- **Provided material**
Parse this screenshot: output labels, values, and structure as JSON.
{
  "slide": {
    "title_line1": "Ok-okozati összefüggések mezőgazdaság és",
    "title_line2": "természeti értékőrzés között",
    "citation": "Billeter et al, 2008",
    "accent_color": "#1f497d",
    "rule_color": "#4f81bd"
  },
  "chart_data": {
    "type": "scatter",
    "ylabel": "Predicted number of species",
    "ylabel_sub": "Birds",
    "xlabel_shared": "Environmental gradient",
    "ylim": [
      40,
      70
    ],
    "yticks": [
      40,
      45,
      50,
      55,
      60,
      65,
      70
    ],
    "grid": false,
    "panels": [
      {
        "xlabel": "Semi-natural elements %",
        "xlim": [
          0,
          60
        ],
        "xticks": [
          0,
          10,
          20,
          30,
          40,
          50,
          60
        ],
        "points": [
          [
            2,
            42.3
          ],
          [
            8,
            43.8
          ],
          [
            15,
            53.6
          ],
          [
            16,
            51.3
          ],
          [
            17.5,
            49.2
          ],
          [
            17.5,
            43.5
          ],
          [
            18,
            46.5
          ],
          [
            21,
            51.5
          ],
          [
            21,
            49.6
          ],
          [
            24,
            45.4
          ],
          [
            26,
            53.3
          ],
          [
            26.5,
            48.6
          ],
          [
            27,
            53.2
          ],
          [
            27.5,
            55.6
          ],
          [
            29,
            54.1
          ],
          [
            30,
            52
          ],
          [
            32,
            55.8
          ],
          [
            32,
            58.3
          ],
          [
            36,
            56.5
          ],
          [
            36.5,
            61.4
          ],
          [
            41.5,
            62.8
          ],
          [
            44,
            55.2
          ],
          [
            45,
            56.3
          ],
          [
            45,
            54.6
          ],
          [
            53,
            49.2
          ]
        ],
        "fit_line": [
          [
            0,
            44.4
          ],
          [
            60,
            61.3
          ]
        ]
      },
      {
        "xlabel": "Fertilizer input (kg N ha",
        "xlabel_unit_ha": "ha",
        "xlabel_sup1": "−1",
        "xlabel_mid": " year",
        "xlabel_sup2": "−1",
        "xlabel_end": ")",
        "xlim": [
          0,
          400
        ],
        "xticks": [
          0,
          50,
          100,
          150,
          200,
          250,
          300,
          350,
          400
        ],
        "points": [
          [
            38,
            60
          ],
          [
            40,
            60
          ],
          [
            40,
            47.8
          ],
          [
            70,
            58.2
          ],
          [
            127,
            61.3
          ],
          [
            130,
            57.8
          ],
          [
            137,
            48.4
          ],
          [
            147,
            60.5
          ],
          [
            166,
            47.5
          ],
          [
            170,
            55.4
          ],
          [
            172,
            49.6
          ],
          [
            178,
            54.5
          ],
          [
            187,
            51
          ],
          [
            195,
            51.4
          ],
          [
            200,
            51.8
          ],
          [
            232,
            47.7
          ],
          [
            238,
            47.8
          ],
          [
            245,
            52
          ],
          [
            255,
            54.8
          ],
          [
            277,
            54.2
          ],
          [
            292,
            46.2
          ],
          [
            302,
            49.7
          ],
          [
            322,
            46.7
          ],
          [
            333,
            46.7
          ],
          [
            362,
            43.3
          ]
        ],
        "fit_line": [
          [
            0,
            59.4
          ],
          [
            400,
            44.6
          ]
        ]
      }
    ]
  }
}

- **What to work on**
Reproduce the entire listing word for word.

- **Solution to this exercise**
Parse this screenshot: output labels, values, and structure as JSON.
{
  "slide": {
    "title_line1": "Ok-okozati összefüggések mezőgazdaság és",
    "title_line2": "természeti értékőrzés között",
    "citation": "Billeter et al, 2008",
    "accent_color": "#1f497d",
    "rule_color": "#4f81bd"
  },
  "chart_data": {
    "type": "scatter",
    "ylabel": "Predicted number of species",
    "ylabel_sub": "Birds",
    "xlabel_shared": "Environmental gradient",
    "ylim": [
      40,
      70
    ],
    "yticks": [
      40,
      45,
      50,
      55,
      60,
      65,
      70
    ],
    "grid": false,
    "panels": [
      {
        "xlabel": "Semi-natural elements %",
        "xlim": [
          0,
          60
        ],
        "xticks": [
          0,
          10,
          20,
          30,
          40,
          50,
          60
        ],
        "points": [
          [
            2,
            42.3
          ],
          [
            8,
            43.8
          ],
          [
            15,
            53.6
          ],
          [
            16,
            51.3
          ],
          [
            17.5,
            49.2
          ],
          [
            17.5,
            43.5
          ],
          [
            18,
            46.5
          ],
          [
            21,
            51.5
          ],
          [
            21,
            49.6
          ],
          [
            24,
            45.4
          ],
          [
            26,
            53.3
          ],
          [
            26.5,
            48.6
          ],
          [
            27,
            53.2
          ],
          [
            27.5,
            55.6
          ],
          [
            29,
            54.1
          ],
          [
            30,
            52
          ],
          [
            32,
            55.8
          ],
          [
            32,
            58.3
          ],
          [
            36,
            56.5
          ],
          [
            36.5,
            61.4
          ],
          [
            41.5,
            62.8
          ],
          [
            44,
            55.2
          ],
          [
            45,
            56.3
          ],
          [
            45,
            54.6
          ],
          [
            53,
            49.2
          ]
        ],
        "fit_line": [
          [
            0,
            44.4
          ],
          [
            60,
            61.3
          ]
        ]
      },
      {
        "xlabel": "Fertilizer input (kg N ha",
        "xlabel_unit_ha": "ha",
        "xlabel_sup1": "−1",
        "xlabel_mid": " year",
        "xlabel_sup2": "−1",
        "xlabel_end": ")",
        "xlim": [
          0,
          400
        ],
        "xticks": [
          0,
          50,
          100,
          150,
          200,
          250,
          300,
          350,
          400
        ],
        "points": [
          [
            38,
            60
          ],
          [
            40,
            60
          ],
          [
            40,
            47.8
          ],
          [
            70,
            58.2
          ],
          [
            127,
            61.3
          ],
          [
            130,
            57.8
          ],
          [
            137,
            48.4
          ],
          [
            147,
            60.5
          ],
          [
            166,
            47.5
          ],
          [
            170,
            55.4
          ],
          [
            172,
            49.6
          ],
          [
            178,
            54.5
          ],
          [
            187,
            51
          ],
          [
            195,
            51.4
          ],
          [
            200,
            51.8
          ],
          [
            232,
            47.7
          ],
          [
            238,
            47.8
          ],
          [
            245,
            52
          ],
          [
            255,
            54.8
          ],
          [
            277,
            54.2
          ],
          [
            292,
            46.2
          ],
          [
            302,
            49.7
          ],
          [
            322,
            46.7
          ],
          [
            333,
            46.7
          ],
          [
            362,
            43.3
          ]
        ],
        "fit_line": [
          [
            0,
            59.4
          ],
          [
            400,
            44.6
          ]
        ]
      }
    ]
  }
}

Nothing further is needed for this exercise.